:: WHAT YOU NEED TO DO ::
Set down, word for word, the stretch of lines from the one containing "Type out the text in this image." to the end of the records below.
## Start
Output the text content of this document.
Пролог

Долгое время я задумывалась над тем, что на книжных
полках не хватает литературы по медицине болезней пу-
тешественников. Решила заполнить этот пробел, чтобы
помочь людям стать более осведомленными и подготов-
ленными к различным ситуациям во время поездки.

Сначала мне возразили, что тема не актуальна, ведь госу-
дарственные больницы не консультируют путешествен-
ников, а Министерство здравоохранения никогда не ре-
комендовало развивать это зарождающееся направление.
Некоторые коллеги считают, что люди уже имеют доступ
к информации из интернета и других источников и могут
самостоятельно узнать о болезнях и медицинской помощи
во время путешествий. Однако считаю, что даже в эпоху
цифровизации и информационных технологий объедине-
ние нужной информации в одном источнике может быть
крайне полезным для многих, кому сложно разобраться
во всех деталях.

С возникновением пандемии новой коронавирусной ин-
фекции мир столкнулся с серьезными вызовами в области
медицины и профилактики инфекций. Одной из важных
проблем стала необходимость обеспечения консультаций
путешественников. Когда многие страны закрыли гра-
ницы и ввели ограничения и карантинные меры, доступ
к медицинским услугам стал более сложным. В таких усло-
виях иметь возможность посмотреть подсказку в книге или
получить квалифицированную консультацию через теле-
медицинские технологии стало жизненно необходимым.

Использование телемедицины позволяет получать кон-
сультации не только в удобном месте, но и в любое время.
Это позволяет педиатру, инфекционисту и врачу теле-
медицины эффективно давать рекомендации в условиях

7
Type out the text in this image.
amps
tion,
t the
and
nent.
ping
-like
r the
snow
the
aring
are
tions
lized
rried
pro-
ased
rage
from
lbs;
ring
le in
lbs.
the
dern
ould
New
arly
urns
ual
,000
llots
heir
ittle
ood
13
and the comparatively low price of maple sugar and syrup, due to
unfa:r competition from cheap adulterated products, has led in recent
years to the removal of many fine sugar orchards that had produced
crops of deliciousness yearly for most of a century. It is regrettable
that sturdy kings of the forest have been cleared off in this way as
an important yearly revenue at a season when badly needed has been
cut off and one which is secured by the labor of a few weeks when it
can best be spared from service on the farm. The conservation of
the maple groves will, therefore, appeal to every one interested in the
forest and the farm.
## End
:: TASK ANSWER ::
Type out the text in this image.
amps
tion,
t the
and
nent.
ping
-like
r the
snow
the
aring
are
tions
lized
rried
pro-
ased
rage
from
lbs;
ring
le in
lbs.
the
dern
ould
New
arly
urns
ual
,000
llots
heir
ittle
ood
13
and the comparatively low price of maple sugar and syrup, due to
unfa:r competition from cheap adulterated products, has led in recent
years to the removal of many fine sugar orchards that had produced
crops of deliciousness yearly for most of a century. It is regrettable
that sturdy kings of the forest have been cleared off in this way as
an important yearly revenue at a season when badly needed has been
cut off and one which is secured by the labor of a few weeks when it
can best be spared from service on the farm. The conservation of
the maple groves will, therefore, appeal to every one interested in the
forest and the farm.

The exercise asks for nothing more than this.